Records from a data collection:
---*---
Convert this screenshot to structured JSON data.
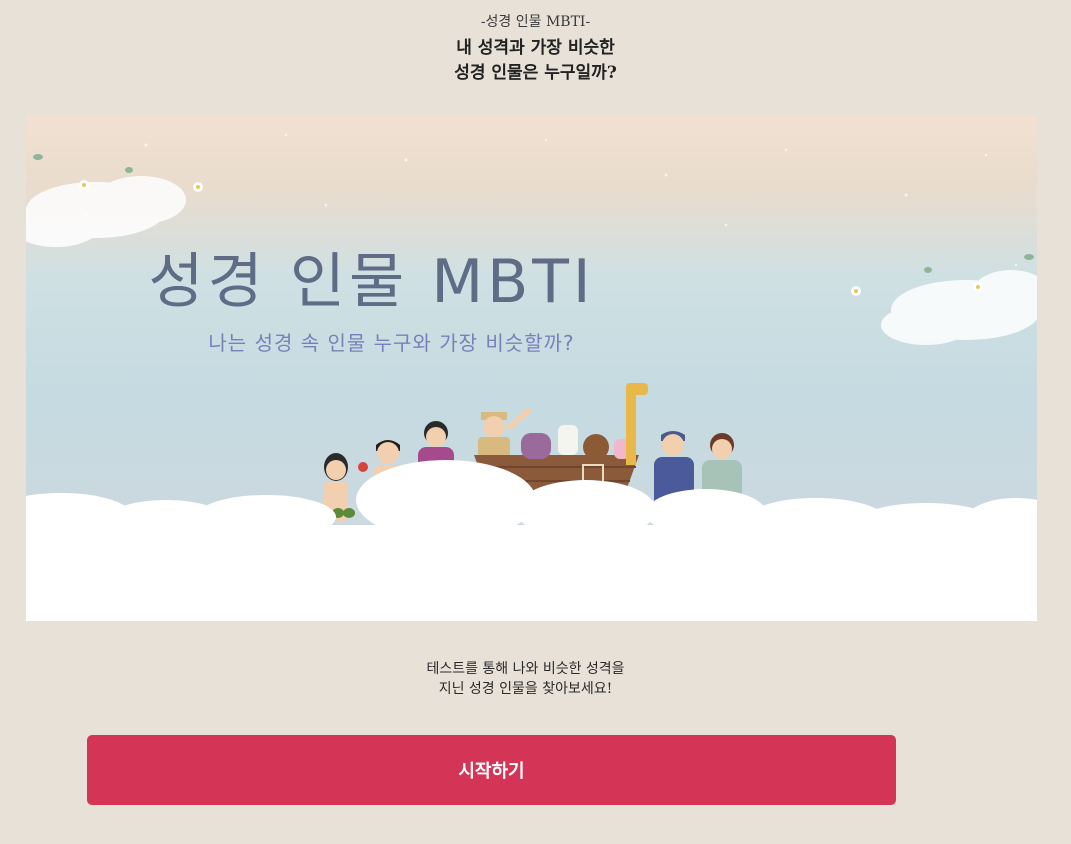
{
  "header": {
    "kicker": "-성경 인물 MBTI-",
    "headline_line1": "내 성격과 가장 비슷한",
    "headline_line2": "성경 인물은 누구일까?"
  },
  "hero": {
    "title": "성경 인물 MBTI",
    "subtitle": "나는 성경 속 인물 누구와 가장 비슷할까?"
  },
  "description": {
    "line1": "테스트를 통해 나와 비슷한 성격을",
    "line2": "지닌 성경 인물을 찾아보세요!"
  },
  "start_button": {
    "label": "시작하기"
  },
  "colors": {
    "background": "#e8e1d8",
    "button": "#d43455",
    "hero_title": "#5f6c86",
    "hero_subtitle": "#7a7fb8"
  }
}
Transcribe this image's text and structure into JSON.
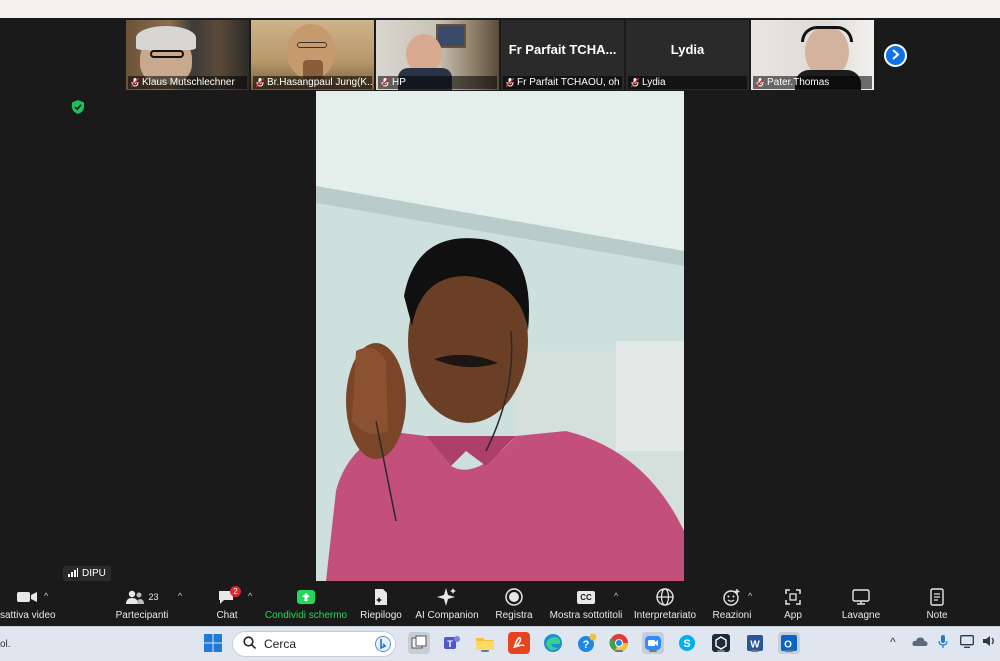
{
  "participants_strip": [
    {
      "name": "Klaus Mutschlechner",
      "type": "video"
    },
    {
      "name": "Br.Hasangpaul Jung(K...",
      "type": "video"
    },
    {
      "name": "HP",
      "type": "video"
    },
    {
      "name": "Fr Parfait TCHAOU, oh",
      "display": "Fr Parfait TCHA...",
      "type": "name"
    },
    {
      "name": "Lydia",
      "display": "Lydia",
      "type": "name"
    },
    {
      "name": "Pater.Thomas",
      "type": "video"
    }
  ],
  "active_speaker": "DIPU",
  "toolbar": {
    "video": "sattiva video",
    "participants": "Partecipanti",
    "participants_count": "23",
    "chat": "Chat",
    "chat_badge": "2",
    "share": "Condividi schermo",
    "summary": "Riepilogo",
    "ai": "AI Companion",
    "record": "Registra",
    "captions": "Mostra sottotitoli",
    "captions_icon": "CC",
    "interpretation": "Interpretariato",
    "reactions": "Reazioni",
    "apps": "App",
    "whiteboards": "Lavagne",
    "notes": "Note"
  },
  "taskbar": {
    "search_placeholder": "Cerca",
    "left_fragment": "ol."
  },
  "colors": {
    "share_green": "#23d959",
    "accent_blue": "#0e72ed",
    "badge_red": "#e02828"
  }
}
---*---
EXERCISE TASK:
Retype each record exactly as it stands, but do not include the pictures.

TASK RESPONSE:
Convert this screenshot to structured JSON data.
{
  "header": {
    "kicker": "-성경 인물 MBTI-",
    "headline_line1": "내 성격과 가장 비슷한",
    "headline_line2": "성경 인물은 누구일까?"
  },
  "hero": {
    "title": "성경 인물 MBTI",
    "subtitle": "나는 성경 속 인물 누구와 가장 비슷할까?"
  },
  "description": {
    "line1": "테스트를 통해 나와 비슷한 성격을",
    "line2": "지닌 성경 인물을 찾아보세요!"
  },
  "start_button": {
    "label": "시작하기"
  },
  "colors": {
    "background": "#e8e1d8",
    "button": "#d43455",
    "hero_title": "#5f6c86",
    "hero_subtitle": "#7a7fb8"
  }
}
Transcribe this image's text and structure into JSON.
{
  "participants_strip": [
    {
      "name": "Klaus Mutschlechner",
      "type": "video"
    },
    {
      "name": "Br.Hasangpaul Jung(K...",
      "type": "video"
    },
    {
      "name": "HP",
      "type": "video"
    },
    {
      "name": "Fr Parfait TCHAOU, oh",
      "display": "Fr Parfait TCHA...",
      "type": "name"
    },
    {
      "name": "Lydia",
      "display": "Lydia",
      "type": "name"
    },
    {
      "name": "Pater.Thomas",
      "type": "video"
    }
  ],
  "active_speaker": "DIPU",
  "toolbar": {
    "video": "sattiva video",
    "participants": "Partecipanti",
    "participants_count": "23",
    "chat": "Chat",
    "chat_badge": "2",
    "share": "Condividi schermo",
    "summary": "Riepilogo",
    "ai": "AI Companion",
    "record": "Registra",
    "captions": "Mostra sottotitoli",
    "captions_icon": "CC",
    "interpretation": "Interpretariato",
    "reactions": "Reazioni",
    "apps": "App",
    "whiteboards": "Lavagne",
    "notes": "Note"
  },
  "taskbar": {
    "search_placeholder": "Cerca",
    "left_fragment": "ol."
  },
  "colors": {
    "share_green": "#23d959",
    "accent_blue": "#0e72ed",
    "badge_red": "#e02828"
  }
}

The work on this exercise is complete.